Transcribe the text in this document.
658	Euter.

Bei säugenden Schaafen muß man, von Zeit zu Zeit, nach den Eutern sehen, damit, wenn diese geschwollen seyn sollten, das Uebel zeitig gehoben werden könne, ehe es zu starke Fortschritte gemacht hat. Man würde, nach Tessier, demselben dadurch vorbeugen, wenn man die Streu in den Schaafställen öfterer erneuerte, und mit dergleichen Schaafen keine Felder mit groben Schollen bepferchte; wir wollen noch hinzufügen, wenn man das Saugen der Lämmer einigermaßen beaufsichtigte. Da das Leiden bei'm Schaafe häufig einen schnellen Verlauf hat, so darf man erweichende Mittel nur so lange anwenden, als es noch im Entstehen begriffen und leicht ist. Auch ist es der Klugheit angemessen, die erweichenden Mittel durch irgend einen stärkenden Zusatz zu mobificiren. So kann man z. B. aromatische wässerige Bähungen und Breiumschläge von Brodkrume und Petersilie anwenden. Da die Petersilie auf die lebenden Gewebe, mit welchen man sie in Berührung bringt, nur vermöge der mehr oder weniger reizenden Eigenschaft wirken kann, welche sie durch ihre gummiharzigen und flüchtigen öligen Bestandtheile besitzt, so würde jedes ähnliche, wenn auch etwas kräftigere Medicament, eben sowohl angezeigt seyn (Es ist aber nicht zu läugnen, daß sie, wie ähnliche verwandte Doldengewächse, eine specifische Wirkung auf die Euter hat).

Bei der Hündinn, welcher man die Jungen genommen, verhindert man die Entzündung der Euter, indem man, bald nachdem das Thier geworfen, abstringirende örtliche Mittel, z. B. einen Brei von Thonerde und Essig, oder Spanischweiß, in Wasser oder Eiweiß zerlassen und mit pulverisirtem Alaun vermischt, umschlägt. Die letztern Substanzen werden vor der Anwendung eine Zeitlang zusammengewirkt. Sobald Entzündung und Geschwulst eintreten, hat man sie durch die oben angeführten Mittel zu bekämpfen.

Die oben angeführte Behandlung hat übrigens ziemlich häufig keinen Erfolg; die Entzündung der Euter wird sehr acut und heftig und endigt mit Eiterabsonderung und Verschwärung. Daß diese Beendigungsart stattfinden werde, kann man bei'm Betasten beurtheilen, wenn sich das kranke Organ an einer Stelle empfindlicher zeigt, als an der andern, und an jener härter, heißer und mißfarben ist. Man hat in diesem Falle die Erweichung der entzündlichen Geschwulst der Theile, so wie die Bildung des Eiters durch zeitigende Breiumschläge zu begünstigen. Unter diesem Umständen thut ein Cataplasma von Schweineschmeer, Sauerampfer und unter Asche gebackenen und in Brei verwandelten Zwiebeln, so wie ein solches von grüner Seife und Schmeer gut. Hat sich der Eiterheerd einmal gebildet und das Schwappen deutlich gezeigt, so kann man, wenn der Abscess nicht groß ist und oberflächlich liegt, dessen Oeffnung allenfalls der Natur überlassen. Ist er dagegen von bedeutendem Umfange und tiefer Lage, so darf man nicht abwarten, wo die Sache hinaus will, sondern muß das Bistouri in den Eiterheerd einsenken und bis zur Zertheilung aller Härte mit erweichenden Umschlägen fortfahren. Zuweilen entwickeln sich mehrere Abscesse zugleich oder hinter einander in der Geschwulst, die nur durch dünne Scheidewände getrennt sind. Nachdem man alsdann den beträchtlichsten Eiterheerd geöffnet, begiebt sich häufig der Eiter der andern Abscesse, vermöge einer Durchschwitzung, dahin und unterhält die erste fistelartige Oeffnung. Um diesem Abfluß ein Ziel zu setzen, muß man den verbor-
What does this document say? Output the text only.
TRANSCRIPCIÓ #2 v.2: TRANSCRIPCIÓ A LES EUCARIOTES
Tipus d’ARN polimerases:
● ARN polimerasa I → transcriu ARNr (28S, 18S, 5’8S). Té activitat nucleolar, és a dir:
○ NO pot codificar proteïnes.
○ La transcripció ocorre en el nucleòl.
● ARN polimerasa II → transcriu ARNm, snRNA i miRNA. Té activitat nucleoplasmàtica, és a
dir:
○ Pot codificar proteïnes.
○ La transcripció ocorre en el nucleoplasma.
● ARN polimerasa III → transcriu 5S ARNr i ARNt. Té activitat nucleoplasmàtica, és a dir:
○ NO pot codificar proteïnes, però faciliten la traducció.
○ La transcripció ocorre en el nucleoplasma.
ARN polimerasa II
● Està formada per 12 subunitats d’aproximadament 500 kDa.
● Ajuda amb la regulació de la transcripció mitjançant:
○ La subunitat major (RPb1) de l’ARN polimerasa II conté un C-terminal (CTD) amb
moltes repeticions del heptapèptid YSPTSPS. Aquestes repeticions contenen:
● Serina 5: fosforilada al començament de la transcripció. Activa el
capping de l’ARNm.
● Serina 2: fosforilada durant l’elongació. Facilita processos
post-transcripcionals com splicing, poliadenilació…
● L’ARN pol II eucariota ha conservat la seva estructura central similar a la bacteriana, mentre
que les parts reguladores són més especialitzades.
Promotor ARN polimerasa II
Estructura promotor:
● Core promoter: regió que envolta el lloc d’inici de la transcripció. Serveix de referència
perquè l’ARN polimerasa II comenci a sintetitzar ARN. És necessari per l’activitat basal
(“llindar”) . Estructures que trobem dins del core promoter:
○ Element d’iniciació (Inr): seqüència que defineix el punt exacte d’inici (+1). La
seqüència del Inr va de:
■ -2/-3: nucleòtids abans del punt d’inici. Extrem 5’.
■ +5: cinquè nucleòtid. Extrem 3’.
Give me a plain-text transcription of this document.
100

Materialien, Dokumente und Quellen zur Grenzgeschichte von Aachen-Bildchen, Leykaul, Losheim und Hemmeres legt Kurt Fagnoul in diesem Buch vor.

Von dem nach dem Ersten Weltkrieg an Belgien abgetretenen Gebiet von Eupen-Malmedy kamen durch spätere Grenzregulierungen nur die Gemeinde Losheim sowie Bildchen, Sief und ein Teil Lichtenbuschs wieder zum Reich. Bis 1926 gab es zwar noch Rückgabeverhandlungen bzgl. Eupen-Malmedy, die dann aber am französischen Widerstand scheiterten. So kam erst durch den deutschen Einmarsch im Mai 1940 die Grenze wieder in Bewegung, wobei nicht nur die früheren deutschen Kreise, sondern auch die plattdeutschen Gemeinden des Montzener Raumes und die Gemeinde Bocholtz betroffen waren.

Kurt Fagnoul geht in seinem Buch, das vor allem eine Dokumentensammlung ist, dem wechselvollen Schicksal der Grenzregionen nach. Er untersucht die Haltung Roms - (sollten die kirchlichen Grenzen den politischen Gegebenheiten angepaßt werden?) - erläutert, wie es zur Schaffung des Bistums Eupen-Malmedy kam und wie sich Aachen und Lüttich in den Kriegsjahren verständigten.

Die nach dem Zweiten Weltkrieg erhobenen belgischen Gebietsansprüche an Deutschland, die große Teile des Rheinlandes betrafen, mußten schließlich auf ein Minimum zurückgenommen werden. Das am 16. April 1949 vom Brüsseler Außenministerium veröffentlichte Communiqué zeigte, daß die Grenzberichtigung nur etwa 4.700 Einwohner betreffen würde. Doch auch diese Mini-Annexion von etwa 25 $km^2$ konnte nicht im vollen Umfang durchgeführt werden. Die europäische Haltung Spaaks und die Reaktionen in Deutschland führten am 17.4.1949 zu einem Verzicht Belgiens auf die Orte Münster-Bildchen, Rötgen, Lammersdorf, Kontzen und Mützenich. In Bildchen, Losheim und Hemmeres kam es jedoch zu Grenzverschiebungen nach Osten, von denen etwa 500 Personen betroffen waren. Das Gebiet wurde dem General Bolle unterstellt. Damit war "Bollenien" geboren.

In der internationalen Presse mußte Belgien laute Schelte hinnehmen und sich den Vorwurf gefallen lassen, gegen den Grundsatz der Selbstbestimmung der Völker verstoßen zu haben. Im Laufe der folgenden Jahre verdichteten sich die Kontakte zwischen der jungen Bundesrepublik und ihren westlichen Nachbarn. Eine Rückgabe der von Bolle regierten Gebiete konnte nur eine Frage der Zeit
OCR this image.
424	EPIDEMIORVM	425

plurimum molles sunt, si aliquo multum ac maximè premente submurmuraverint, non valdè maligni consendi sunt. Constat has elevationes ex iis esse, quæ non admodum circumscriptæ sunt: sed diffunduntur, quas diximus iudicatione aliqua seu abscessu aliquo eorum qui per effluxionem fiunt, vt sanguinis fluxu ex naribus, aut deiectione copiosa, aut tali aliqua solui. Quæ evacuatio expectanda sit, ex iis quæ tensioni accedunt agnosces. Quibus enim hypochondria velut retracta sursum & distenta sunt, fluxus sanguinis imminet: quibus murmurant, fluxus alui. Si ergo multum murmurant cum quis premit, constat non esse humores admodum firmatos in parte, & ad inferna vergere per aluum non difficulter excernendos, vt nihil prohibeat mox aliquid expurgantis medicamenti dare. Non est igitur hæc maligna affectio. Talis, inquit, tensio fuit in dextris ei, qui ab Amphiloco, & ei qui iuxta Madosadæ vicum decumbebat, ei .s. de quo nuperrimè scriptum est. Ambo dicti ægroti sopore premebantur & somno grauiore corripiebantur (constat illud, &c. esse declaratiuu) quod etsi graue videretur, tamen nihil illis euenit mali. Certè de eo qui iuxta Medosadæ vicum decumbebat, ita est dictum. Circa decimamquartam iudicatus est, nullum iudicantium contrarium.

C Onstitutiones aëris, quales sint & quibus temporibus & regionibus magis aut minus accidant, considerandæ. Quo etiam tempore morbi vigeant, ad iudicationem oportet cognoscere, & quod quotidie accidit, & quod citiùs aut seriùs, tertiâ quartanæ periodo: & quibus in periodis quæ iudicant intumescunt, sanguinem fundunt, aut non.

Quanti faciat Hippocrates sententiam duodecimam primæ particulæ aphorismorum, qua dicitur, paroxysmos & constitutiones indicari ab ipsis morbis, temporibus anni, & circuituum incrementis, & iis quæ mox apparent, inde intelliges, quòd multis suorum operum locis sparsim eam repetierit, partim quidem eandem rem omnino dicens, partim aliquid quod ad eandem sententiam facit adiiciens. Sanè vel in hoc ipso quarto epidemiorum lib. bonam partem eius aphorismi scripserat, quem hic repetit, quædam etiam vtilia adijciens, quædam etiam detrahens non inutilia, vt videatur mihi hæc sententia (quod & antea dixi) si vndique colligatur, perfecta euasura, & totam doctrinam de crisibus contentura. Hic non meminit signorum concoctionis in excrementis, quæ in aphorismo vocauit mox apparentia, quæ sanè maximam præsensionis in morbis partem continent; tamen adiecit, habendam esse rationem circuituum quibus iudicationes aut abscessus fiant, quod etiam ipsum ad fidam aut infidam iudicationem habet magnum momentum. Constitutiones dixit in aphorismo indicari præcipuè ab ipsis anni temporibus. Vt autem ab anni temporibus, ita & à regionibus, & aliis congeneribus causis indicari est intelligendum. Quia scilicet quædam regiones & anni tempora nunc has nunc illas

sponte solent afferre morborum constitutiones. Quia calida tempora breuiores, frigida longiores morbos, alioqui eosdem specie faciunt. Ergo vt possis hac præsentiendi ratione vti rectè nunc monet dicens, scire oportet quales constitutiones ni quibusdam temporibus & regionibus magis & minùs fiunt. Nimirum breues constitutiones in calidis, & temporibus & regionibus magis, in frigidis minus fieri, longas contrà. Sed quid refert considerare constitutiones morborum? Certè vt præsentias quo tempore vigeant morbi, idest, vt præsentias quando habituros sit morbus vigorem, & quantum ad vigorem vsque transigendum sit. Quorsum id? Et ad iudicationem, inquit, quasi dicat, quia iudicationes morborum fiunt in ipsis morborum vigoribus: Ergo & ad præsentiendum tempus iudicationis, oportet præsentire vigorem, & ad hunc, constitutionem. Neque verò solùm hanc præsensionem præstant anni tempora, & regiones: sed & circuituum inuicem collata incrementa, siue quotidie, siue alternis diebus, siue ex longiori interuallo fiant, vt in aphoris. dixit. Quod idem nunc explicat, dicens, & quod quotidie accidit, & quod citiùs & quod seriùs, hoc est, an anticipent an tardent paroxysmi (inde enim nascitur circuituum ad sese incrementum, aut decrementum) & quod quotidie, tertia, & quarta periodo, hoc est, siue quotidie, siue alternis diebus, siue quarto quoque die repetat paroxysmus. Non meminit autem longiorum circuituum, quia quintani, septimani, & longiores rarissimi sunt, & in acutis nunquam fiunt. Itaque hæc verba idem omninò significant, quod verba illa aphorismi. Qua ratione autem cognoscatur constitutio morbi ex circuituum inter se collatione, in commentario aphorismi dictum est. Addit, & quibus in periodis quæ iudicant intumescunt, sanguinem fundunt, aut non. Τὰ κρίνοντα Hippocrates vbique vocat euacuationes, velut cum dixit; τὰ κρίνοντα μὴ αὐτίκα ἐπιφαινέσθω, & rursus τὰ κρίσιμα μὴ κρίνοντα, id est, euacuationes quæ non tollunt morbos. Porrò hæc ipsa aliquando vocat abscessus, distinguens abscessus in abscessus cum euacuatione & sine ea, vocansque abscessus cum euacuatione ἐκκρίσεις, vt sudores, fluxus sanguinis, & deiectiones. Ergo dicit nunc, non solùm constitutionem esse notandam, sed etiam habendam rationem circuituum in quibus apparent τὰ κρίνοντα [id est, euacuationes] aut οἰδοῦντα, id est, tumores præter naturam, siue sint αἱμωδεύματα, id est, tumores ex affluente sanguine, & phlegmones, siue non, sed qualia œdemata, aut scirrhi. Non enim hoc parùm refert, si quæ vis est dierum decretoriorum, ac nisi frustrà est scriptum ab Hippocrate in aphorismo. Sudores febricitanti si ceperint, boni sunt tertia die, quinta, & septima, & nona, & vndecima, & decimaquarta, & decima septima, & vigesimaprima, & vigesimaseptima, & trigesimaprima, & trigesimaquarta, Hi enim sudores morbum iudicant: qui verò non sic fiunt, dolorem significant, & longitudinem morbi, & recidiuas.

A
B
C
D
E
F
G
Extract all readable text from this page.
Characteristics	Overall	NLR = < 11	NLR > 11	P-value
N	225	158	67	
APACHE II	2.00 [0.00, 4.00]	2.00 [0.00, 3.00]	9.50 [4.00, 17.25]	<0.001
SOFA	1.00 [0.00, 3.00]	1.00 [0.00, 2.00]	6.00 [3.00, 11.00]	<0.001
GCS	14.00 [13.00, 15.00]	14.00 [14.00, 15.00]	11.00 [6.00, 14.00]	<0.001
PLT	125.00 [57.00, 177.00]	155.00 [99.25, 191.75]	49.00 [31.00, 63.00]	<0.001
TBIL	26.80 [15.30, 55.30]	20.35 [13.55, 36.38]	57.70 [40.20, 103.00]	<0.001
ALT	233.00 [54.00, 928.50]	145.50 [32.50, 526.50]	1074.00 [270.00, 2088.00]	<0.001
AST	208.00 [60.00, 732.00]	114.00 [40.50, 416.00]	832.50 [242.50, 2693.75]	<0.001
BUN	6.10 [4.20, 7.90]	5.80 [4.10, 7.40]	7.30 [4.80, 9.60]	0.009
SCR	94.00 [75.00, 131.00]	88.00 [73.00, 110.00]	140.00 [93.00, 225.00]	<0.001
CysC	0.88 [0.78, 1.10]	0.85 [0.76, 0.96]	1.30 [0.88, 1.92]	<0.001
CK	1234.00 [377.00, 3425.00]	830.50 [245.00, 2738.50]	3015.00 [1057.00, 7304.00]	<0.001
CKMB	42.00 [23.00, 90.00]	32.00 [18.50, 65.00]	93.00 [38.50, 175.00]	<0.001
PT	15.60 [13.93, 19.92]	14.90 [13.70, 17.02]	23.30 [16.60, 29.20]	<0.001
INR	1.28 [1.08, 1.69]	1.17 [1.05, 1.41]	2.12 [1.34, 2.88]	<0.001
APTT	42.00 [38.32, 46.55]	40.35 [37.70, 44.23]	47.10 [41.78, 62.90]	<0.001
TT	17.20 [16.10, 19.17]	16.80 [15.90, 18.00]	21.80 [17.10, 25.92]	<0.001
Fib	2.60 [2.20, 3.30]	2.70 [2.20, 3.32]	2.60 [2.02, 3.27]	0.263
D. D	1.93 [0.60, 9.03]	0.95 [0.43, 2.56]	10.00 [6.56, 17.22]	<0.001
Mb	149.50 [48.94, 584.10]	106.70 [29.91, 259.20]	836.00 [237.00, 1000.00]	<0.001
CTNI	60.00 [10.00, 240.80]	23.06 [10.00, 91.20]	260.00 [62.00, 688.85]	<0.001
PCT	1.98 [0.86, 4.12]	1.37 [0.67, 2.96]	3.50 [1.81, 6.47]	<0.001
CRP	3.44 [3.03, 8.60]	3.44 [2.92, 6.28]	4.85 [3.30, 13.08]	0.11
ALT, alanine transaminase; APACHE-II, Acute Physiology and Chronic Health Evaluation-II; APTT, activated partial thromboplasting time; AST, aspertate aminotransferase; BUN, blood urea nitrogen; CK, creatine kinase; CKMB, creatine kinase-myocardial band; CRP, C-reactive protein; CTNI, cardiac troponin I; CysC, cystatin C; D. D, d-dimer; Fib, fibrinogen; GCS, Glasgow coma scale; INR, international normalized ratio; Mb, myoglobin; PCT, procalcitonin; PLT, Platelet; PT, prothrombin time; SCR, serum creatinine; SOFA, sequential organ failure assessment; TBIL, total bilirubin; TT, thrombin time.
=-=-=-=-=
TASK: Your answer should be each line of the data that contains the word "fosforilada", copied as it stands.

OUTPUT OF THE TASK:
● Serina 5: fosforilada al començament de la transcripció. Activa el
● Serina 2: fosforilada durant l’elongació. Facilita processos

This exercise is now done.